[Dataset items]
# # # #

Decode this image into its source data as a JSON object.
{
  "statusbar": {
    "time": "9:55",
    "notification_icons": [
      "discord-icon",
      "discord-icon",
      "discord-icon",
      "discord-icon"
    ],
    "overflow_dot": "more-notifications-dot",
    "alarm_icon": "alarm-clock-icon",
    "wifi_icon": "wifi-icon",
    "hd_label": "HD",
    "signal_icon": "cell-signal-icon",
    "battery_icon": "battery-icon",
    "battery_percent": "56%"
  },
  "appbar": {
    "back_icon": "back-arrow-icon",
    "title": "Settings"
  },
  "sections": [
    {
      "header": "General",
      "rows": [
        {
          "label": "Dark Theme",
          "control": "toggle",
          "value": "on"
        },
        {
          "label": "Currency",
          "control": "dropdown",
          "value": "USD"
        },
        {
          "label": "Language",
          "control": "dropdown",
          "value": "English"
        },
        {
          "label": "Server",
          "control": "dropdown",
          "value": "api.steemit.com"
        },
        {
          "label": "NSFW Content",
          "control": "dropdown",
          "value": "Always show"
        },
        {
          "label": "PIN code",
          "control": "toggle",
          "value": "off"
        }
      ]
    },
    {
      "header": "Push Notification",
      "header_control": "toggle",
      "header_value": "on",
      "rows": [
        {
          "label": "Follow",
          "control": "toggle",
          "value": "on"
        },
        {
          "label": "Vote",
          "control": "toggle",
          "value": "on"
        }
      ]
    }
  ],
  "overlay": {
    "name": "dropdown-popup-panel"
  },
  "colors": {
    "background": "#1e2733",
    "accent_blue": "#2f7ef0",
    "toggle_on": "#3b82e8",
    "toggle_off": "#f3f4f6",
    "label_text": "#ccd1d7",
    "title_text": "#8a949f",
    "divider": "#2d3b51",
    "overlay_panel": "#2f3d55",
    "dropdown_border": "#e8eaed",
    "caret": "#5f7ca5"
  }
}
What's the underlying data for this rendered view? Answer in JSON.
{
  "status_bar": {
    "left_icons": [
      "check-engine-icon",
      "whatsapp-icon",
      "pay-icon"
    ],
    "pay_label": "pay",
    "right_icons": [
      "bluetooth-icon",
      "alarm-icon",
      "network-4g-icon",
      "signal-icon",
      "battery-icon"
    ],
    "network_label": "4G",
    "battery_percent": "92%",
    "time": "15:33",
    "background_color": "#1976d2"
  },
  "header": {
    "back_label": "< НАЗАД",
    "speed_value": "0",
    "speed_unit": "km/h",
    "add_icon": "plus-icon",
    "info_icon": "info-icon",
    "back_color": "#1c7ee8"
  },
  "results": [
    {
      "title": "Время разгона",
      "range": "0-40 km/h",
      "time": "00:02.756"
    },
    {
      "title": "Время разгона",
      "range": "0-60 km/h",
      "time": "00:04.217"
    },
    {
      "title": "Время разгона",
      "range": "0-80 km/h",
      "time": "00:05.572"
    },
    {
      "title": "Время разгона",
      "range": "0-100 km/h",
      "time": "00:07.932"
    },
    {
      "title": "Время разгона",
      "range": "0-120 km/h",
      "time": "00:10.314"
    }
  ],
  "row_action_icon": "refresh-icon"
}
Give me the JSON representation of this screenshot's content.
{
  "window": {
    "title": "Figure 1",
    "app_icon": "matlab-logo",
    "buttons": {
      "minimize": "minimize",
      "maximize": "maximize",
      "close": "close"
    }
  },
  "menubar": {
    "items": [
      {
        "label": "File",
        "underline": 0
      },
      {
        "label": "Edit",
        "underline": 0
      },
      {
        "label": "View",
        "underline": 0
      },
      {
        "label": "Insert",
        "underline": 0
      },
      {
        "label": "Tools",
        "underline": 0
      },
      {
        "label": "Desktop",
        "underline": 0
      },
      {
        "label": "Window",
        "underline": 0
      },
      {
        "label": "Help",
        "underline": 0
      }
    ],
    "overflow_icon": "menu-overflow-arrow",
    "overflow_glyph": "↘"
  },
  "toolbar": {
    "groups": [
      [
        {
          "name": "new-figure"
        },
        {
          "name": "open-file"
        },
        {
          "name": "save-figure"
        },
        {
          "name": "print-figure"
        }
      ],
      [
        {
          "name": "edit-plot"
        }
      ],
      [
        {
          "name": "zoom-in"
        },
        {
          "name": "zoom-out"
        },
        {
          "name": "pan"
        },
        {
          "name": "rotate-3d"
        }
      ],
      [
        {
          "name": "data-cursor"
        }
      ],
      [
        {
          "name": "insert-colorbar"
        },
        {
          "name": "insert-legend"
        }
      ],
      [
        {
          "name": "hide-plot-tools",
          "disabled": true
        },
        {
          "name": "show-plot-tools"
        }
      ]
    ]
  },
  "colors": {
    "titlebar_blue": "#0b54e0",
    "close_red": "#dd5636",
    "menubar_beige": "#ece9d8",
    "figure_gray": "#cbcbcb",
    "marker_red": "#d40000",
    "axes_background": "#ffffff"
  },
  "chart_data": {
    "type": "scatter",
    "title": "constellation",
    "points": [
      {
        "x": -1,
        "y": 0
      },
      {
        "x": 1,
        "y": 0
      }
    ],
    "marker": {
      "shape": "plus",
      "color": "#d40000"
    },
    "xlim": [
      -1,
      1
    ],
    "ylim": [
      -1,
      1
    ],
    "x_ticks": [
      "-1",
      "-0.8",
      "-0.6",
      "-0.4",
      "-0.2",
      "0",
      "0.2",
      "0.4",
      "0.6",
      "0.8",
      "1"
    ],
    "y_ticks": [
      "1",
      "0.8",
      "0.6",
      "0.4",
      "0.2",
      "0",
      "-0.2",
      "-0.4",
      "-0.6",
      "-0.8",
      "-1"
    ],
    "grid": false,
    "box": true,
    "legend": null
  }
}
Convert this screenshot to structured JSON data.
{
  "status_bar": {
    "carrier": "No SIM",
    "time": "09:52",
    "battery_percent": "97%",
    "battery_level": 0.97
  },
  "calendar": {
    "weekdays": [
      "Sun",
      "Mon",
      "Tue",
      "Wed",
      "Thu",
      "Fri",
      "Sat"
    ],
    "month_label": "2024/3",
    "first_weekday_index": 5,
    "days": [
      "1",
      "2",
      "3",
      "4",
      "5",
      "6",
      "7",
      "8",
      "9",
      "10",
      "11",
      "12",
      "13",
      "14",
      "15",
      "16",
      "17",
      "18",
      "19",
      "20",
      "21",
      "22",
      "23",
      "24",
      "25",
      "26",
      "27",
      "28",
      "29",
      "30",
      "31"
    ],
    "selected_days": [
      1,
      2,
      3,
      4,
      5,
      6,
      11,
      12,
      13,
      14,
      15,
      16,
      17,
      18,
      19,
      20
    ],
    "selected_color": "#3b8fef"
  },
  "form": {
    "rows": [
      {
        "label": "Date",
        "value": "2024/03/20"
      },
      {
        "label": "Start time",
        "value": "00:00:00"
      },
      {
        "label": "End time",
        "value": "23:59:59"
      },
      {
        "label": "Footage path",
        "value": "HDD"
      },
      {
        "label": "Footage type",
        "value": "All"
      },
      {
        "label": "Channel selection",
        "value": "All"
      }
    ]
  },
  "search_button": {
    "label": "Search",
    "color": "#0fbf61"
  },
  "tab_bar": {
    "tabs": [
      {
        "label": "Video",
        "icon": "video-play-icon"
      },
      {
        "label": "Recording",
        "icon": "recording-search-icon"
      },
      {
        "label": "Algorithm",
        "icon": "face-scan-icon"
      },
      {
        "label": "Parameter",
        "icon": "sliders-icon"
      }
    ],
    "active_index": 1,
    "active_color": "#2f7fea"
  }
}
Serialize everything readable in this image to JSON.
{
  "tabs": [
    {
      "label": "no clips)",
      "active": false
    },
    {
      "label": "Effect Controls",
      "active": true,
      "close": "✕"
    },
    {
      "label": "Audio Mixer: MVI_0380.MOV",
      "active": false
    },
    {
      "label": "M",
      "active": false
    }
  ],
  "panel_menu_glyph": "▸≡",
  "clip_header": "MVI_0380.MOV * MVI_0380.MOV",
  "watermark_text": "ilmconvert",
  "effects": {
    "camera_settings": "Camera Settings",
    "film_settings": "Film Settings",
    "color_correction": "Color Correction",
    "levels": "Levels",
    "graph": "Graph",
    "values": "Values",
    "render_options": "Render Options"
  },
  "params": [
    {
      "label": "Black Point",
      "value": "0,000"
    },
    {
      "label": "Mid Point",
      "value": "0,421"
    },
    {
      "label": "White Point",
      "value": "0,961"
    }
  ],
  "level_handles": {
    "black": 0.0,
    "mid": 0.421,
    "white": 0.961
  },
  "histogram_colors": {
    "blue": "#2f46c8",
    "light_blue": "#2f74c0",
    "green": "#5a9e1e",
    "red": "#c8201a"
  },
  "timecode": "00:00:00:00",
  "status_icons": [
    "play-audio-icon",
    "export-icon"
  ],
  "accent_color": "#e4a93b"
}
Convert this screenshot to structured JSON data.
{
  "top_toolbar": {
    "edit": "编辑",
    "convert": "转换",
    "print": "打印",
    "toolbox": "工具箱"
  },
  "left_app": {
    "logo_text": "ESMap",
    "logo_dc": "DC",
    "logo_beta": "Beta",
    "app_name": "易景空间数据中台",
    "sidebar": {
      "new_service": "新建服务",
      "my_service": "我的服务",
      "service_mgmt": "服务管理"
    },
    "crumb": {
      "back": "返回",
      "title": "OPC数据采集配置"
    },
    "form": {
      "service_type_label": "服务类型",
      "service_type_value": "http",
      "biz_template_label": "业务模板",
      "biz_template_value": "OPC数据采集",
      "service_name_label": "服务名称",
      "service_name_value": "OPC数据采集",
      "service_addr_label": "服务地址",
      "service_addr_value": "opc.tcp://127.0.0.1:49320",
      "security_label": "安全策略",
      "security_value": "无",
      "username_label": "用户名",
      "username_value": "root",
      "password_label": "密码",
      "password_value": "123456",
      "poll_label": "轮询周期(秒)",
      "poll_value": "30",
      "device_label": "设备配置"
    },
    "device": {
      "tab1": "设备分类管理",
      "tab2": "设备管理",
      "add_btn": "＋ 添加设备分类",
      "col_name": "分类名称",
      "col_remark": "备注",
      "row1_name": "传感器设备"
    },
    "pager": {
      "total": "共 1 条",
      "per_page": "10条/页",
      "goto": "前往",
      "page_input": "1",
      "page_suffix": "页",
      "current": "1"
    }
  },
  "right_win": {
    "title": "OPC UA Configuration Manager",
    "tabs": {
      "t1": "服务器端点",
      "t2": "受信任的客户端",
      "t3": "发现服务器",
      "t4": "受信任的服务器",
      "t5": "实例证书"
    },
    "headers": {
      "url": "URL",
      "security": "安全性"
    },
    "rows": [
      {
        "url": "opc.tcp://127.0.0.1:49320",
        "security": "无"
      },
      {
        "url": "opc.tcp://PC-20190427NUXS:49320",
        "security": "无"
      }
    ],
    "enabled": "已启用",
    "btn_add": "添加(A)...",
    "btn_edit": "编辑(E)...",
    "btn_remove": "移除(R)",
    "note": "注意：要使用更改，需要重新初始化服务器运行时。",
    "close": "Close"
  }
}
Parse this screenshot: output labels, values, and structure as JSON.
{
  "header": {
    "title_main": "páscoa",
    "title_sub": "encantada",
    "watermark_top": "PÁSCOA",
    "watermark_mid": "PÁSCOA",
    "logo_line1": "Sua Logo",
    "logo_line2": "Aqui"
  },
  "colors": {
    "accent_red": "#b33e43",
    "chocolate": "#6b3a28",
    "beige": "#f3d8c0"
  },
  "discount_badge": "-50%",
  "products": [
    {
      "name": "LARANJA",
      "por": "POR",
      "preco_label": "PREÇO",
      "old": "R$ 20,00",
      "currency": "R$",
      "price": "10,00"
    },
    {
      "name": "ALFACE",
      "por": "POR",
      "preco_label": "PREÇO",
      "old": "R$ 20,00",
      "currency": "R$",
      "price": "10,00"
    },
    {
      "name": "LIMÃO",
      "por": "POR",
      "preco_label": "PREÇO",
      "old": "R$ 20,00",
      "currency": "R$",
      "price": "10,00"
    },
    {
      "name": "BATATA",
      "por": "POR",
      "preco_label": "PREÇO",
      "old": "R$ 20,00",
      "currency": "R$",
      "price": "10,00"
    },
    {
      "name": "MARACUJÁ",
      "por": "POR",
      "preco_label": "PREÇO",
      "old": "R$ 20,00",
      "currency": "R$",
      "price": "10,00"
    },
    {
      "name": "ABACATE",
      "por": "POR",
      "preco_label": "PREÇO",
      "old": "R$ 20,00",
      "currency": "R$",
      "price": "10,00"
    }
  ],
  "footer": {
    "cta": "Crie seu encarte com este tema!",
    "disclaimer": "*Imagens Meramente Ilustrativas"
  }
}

# # # #

Of the lines in this material, state how many hold the string "signal". Write no other words.

2